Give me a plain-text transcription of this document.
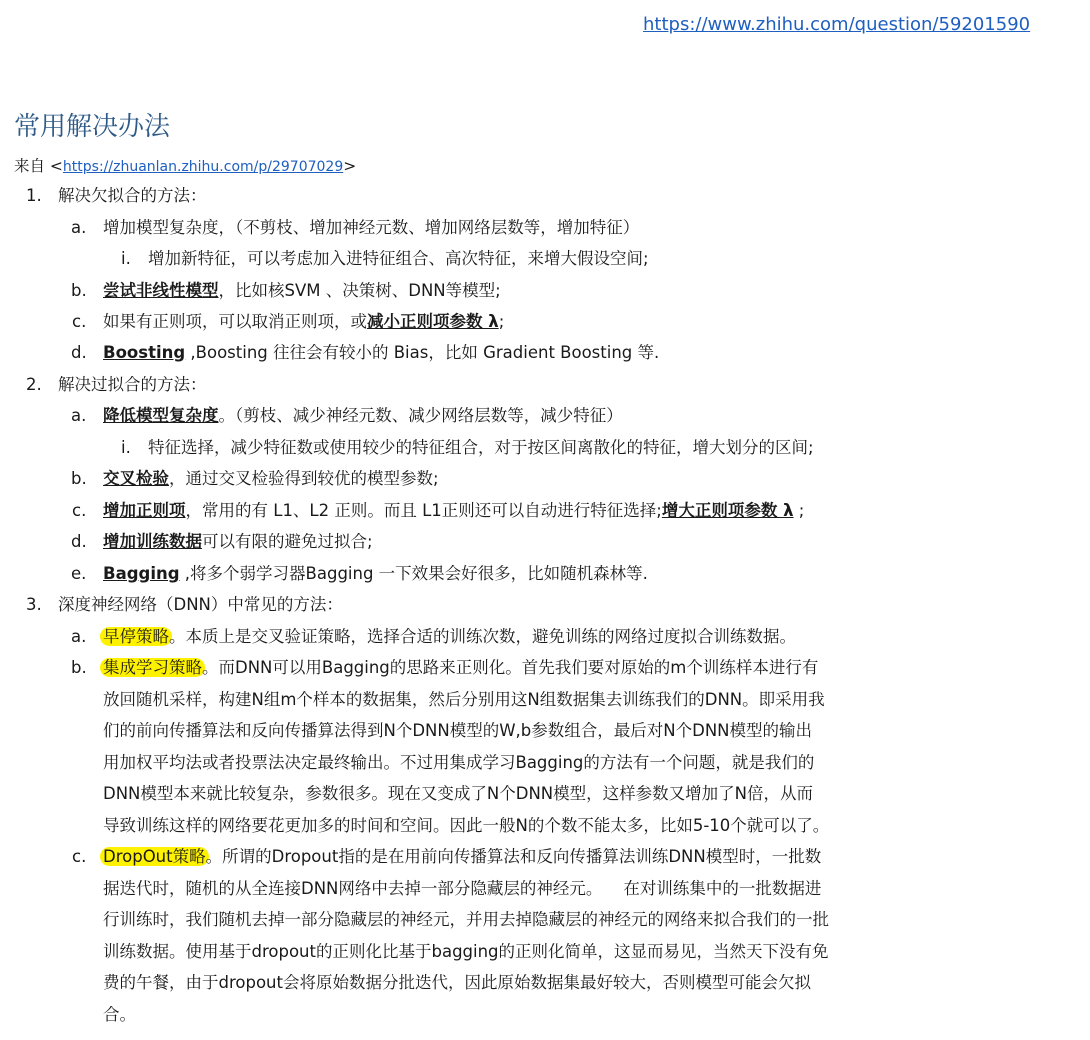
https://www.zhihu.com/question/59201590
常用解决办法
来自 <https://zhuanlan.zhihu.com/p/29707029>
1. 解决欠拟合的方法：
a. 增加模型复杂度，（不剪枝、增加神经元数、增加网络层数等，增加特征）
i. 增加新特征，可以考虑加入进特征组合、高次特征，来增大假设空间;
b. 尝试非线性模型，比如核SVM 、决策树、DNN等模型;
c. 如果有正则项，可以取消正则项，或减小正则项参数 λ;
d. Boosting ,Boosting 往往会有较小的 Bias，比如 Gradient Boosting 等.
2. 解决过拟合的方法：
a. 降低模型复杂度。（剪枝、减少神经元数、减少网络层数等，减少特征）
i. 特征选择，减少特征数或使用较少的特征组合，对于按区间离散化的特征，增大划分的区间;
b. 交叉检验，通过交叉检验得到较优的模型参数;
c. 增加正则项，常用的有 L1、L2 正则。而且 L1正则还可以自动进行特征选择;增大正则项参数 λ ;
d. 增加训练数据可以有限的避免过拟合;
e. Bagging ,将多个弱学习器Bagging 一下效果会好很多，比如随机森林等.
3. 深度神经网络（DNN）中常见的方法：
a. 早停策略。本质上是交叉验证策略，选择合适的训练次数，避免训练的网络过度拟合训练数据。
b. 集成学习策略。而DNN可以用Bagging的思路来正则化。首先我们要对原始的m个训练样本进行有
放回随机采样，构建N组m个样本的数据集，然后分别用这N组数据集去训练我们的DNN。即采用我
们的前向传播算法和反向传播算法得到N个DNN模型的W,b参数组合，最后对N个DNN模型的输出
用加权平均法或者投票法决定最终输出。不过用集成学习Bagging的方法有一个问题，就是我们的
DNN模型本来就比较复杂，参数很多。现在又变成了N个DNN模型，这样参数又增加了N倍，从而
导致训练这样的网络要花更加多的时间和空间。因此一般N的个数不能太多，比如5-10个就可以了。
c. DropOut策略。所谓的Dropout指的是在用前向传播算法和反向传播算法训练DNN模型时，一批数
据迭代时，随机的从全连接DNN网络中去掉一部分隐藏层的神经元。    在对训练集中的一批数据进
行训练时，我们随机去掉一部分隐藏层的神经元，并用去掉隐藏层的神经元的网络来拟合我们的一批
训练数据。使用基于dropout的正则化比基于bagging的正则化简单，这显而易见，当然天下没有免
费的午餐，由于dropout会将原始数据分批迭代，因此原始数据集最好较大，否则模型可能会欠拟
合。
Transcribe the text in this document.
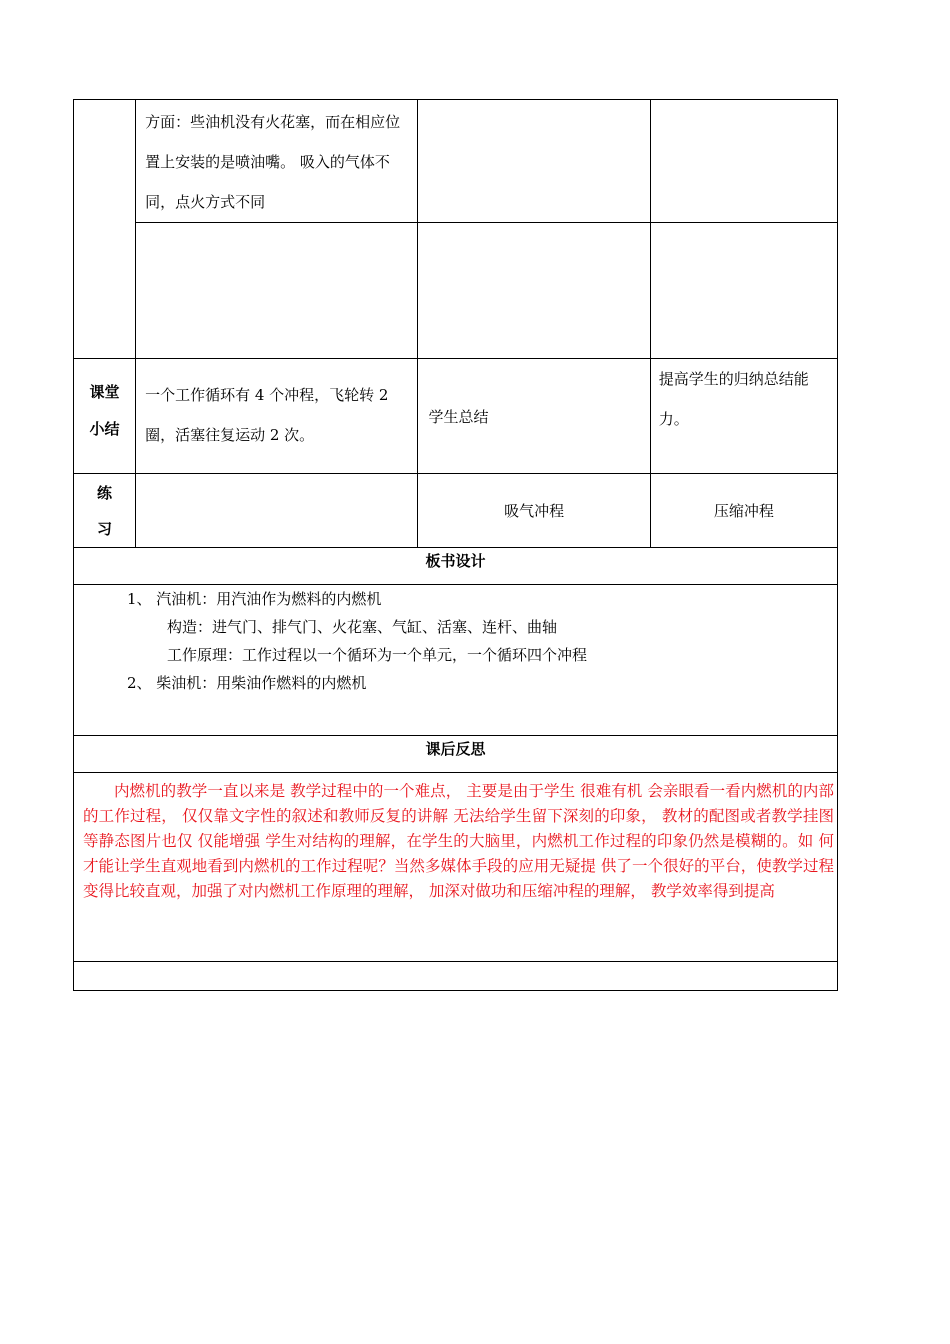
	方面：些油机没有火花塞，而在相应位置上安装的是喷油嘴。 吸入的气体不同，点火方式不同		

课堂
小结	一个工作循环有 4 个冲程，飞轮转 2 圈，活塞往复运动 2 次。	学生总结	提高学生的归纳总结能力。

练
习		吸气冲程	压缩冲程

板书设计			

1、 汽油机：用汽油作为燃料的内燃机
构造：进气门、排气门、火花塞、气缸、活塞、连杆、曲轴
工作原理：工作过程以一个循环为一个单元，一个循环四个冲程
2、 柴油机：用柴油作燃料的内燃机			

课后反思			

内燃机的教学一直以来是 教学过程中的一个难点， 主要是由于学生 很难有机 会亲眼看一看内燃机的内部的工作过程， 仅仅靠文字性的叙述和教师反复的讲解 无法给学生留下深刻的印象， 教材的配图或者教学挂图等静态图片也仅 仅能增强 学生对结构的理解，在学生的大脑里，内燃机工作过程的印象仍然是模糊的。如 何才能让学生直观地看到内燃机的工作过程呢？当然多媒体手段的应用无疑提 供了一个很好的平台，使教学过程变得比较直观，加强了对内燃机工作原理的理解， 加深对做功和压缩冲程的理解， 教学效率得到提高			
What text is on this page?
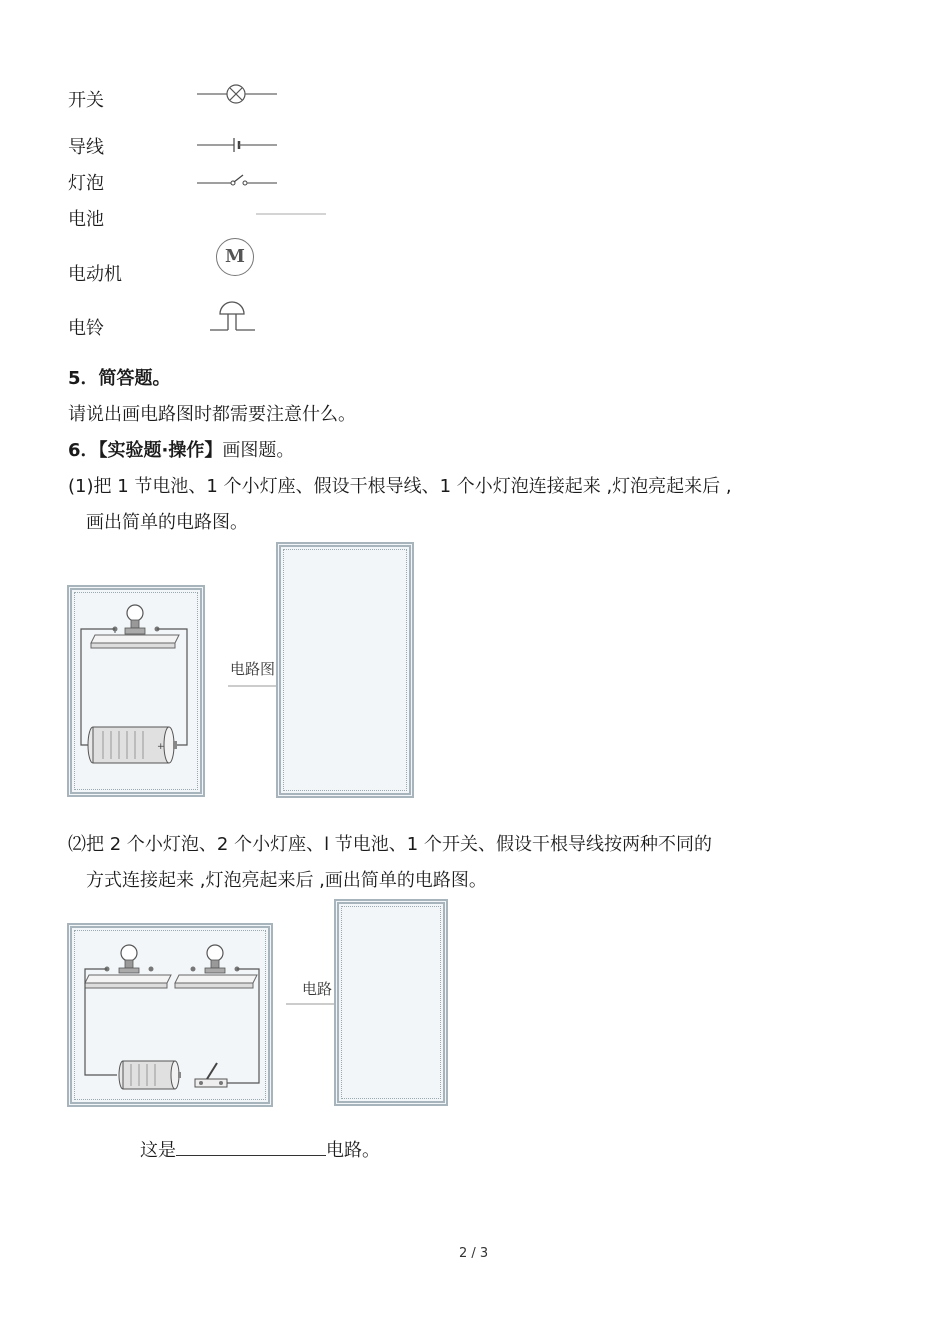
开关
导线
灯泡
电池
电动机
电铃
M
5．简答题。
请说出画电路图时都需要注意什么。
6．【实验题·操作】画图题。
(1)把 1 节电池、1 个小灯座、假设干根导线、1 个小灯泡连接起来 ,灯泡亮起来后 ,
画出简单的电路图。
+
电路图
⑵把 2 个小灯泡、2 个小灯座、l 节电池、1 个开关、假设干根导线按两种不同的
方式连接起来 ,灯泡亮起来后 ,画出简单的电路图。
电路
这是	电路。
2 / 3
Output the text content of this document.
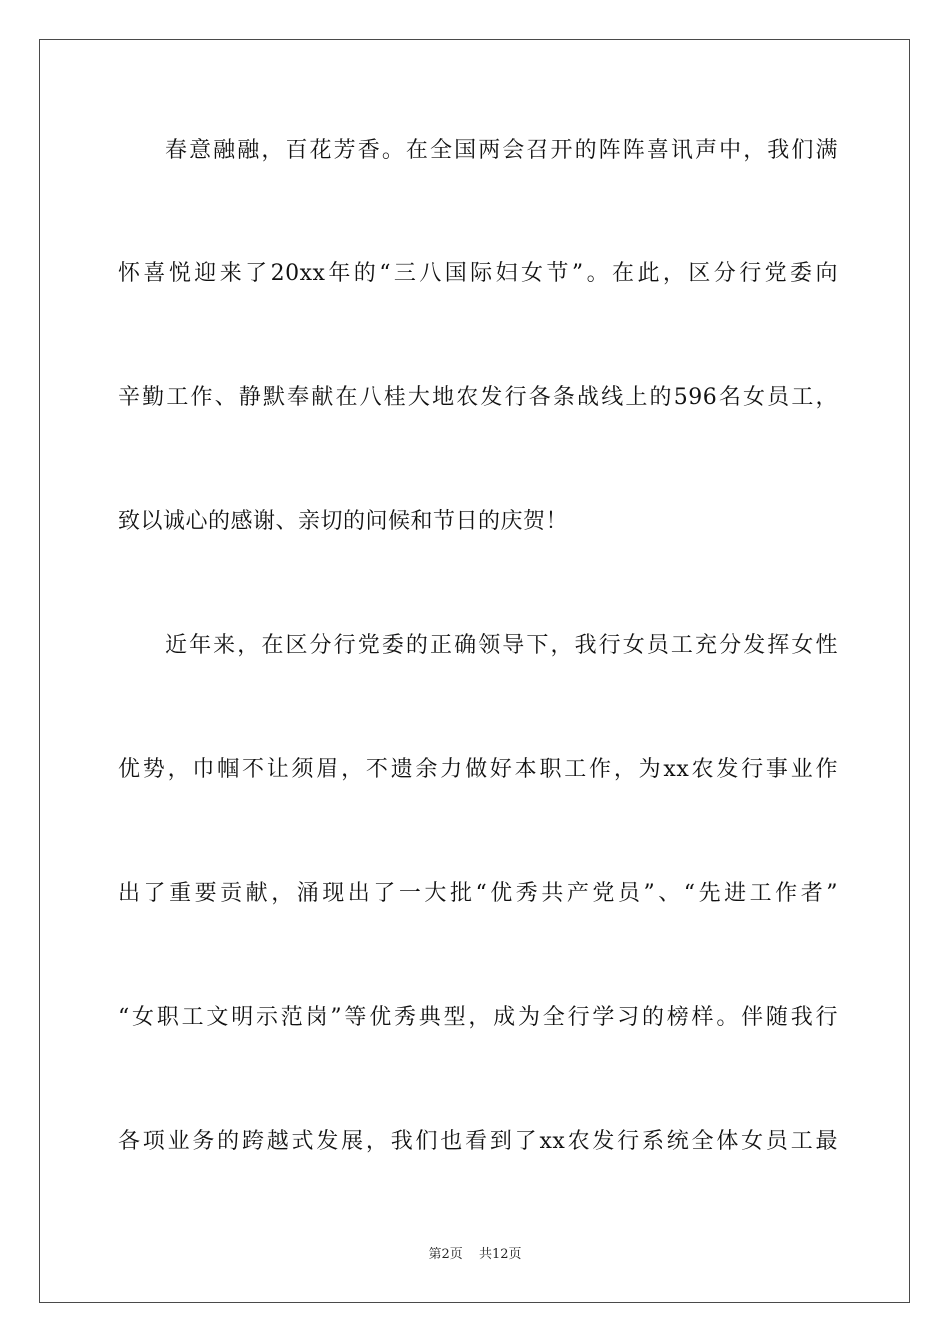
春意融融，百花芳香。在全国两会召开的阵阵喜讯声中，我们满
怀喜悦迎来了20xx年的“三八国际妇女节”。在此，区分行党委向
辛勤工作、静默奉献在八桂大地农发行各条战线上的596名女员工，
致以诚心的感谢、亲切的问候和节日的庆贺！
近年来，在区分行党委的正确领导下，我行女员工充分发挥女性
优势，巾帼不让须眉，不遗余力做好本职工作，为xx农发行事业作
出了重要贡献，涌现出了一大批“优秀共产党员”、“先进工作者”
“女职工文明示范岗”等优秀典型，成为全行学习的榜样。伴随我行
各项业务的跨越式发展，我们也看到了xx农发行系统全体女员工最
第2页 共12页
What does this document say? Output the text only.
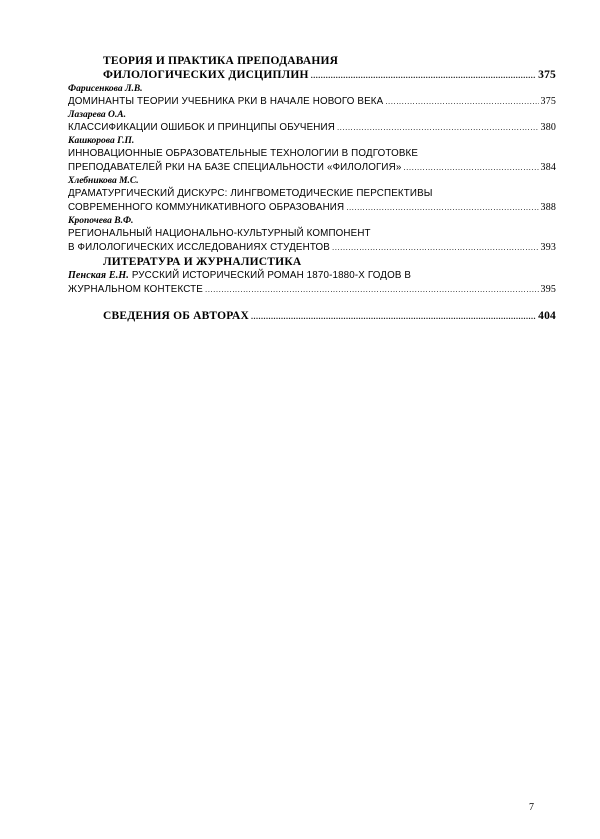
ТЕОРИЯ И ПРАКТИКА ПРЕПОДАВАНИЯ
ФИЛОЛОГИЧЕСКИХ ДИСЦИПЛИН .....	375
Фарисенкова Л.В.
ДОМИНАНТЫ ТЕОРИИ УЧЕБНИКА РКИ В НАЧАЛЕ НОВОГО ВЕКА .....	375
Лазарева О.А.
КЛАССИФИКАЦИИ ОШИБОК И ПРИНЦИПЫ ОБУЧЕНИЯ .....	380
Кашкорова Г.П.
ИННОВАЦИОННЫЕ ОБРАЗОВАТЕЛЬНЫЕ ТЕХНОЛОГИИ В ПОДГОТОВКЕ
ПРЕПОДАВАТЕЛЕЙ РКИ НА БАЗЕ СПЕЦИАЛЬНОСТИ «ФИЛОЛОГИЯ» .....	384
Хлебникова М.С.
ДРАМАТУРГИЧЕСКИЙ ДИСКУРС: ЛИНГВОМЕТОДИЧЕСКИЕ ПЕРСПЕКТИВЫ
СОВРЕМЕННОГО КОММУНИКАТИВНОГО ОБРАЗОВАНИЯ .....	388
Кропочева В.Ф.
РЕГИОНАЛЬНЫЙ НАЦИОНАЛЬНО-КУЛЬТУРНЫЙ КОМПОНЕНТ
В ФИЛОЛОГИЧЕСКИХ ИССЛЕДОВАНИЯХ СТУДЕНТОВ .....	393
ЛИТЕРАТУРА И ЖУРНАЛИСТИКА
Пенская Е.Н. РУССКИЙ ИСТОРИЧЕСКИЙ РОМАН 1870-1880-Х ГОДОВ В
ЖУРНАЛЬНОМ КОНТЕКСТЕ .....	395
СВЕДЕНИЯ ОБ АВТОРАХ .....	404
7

————

_WORK TO BE COMPLETED_: Make an exact copy of the data above, pictures excluded.

_WORKED ANSWER_:
Give me a plain-text transcription of this document.
https://www.zhihu.com/question/59201590
常用解决办法
来自 <https://zhuanlan.zhihu.com/p/29707029>
1. 解决欠拟合的方法：
a. 增加模型复杂度，（不剪枝、增加神经元数、增加网络层数等，增加特征）
i. 增加新特征，可以考虑加入进特征组合、高次特征，来增大假设空间;
b. 尝试非线性模型，比如核SVM 、决策树、DNN等模型;
c. 如果有正则项，可以取消正则项，或减小正则项参数 λ;
d. Boosting ,Boosting 往往会有较小的 Bias，比如 Gradient Boosting 等.
2. 解决过拟合的方法：
a. 降低模型复杂度。（剪枝、减少神经元数、减少网络层数等，减少特征）
i. 特征选择，减少特征数或使用较少的特征组合，对于按区间离散化的特征，增大划分的区间;
b. 交叉检验，通过交叉检验得到较优的模型参数;
c. 增加正则项，常用的有 L1、L2 正则。而且 L1正则还可以自动进行特征选择;增大正则项参数 λ ;
d. 增加训练数据可以有限的避免过拟合;
e. Bagging ,将多个弱学习器Bagging 一下效果会好很多，比如随机森林等.
3. 深度神经网络（DNN）中常见的方法：
a. 早停策略。本质上是交叉验证策略，选择合适的训练次数，避免训练的网络过度拟合训练数据。
b. 集成学习策略。而DNN可以用Bagging的思路来正则化。首先我们要对原始的m个训练样本进行有
放回随机采样，构建N组m个样本的数据集，然后分别用这N组数据集去训练我们的DNN。即采用我
们的前向传播算法和反向传播算法得到N个DNN模型的W,b参数组合，最后对N个DNN模型的输出
用加权平均法或者投票法决定最终输出。不过用集成学习Bagging的方法有一个问题，就是我们的
DNN模型本来就比较复杂，参数很多。现在又变成了N个DNN模型，这样参数又增加了N倍，从而
导致训练这样的网络要花更加多的时间和空间。因此一般N的个数不能太多，比如5-10个就可以了。
c. DropOut策略。所谓的Dropout指的是在用前向传播算法和反向传播算法训练DNN模型时，一批数
据迭代时，随机的从全连接DNN网络中去掉一部分隐藏层的神经元。    在对训练集中的一批数据进
行训练时，我们随机去掉一部分隐藏层的神经元，并用去掉隐藏层的神经元的网络来拟合我们的一批
训练数据。使用基于dropout的正则化比基于bagging的正则化简单，这显而易见，当然天下没有免
费的午餐，由于dropout会将原始数据分批迭代，因此原始数据集最好较大，否则模型可能会欠拟
合。
Transcribe the text in this document.
	方面：些油机没有火花塞，而在相应位置上安装的是喷油嘴。 吸入的气体不同，点火方式不同		

课堂
小结	一个工作循环有 4 个冲程，飞轮转 2 圈，活塞往复运动 2 次。	学生总结	提高学生的归纳总结能力。

练
习		吸气冲程	压缩冲程

板书设计			

1、 汽油机：用汽油作为燃料的内燃机
构造：进气门、排气门、火花塞、气缸、活塞、连杆、曲轴
工作原理：工作过程以一个循环为一个单元，一个循环四个冲程
2、 柴油机：用柴油作燃料的内燃机			

课后反思			

内燃机的教学一直以来是 教学过程中的一个难点， 主要是由于学生 很难有机 会亲眼看一看内燃机的内部的工作过程， 仅仅靠文字性的叙述和教师反复的讲解 无法给学生留下深刻的印象， 教材的配图或者教学挂图等静态图片也仅 仅能增强 学生对结构的理解，在学生的大脑里，内燃机工作过程的印象仍然是模糊的。如 何才能让学生直观地看到内燃机的工作过程呢？当然多媒体手段的应用无疑提 供了一个很好的平台，使教学过程变得比较直观，加强了对内燃机工作原理的理解， 加深对做功和压缩冲程的理解， 教学效率得到提高			
What text is on this page?
开关
导线
灯泡
电池
电动机
电铃
M
5．简答题。
请说出画电路图时都需要注意什么。
6．【实验题·操作】画图题。
(1)把 1 节电池、1 个小灯座、假设干根导线、1 个小灯泡连接起来 ,灯泡亮起来后 ,
画出简单的电路图。
+
电路图
⑵把 2 个小灯泡、2 个小灯座、l 节电池、1 个开关、假设干根导线按两种不同的
方式连接起来 ,灯泡亮起来后 ,画出简单的电路图。
电路
这是	电路。
2 / 3
Output the text content of this document.
春意融融，百花芳香。在全国两会召开的阵阵喜讯声中，我们满
怀喜悦迎来了20xx年的“三八国际妇女节”。在此，区分行党委向
辛勤工作、静默奉献在八桂大地农发行各条战线上的596名女员工，
致以诚心的感谢、亲切的问候和节日的庆贺！
近年来，在区分行党委的正确领导下，我行女员工充分发挥女性
优势，巾帼不让须眉，不遗余力做好本职工作，为xx农发行事业作
出了重要贡献，涌现出了一大批“优秀共产党员”、“先进工作者”
“女职工文明示范岗”等优秀典型，成为全行学习的榜样。伴随我行
各项业务的跨越式发展，我们也看到了xx农发行系统全体女员工最
第2页 共12页
What does this document say? Output the text only.
ТЕОРИЯ И ПРАКТИКА ПРЕПОДАВАНИЯ
ФИЛОЛОГИЧЕСКИХ ДИСЦИПЛИН .....	375
Фарисенкова Л.В.
ДОМИНАНТЫ ТЕОРИИ УЧЕБНИКА РКИ В НАЧАЛЕ НОВОГО ВЕКА .....	375
Лазарева О.А.
КЛАССИФИКАЦИИ ОШИБОК И ПРИНЦИПЫ ОБУЧЕНИЯ .....	380
Кашкорова Г.П.
ИННОВАЦИОННЫЕ ОБРАЗОВАТЕЛЬНЫЕ ТЕХНОЛОГИИ В ПОДГОТОВКЕ
ПРЕПОДАВАТЕЛЕЙ РКИ НА БАЗЕ СПЕЦИАЛЬНОСТИ «ФИЛОЛОГИЯ» .....	384
Хлебникова М.С.
ДРАМАТУРГИЧЕСКИЙ ДИСКУРС: ЛИНГВОМЕТОДИЧЕСКИЕ ПЕРСПЕКТИВЫ
СОВРЕМЕННОГО КОММУНИКАТИВНОГО ОБРАЗОВАНИЯ .....	388
Кропочева В.Ф.
РЕГИОНАЛЬНЫЙ НАЦИОНАЛЬНО-КУЛЬТУРНЫЙ КОМПОНЕНТ
В ФИЛОЛОГИЧЕСКИХ ИССЛЕДОВАНИЯХ СТУДЕНТОВ .....	393
ЛИТЕРАТУРА И ЖУРНАЛИСТИКА
Пенская Е.Н. РУССКИЙ ИСТОРИЧЕСКИЙ РОМАН 1870-1880-Х ГОДОВ В
ЖУРНАЛЬНОМ КОНТЕКСТЕ .....	395
СВЕДЕНИЯ ОБ АВТОРАХ .....	404
7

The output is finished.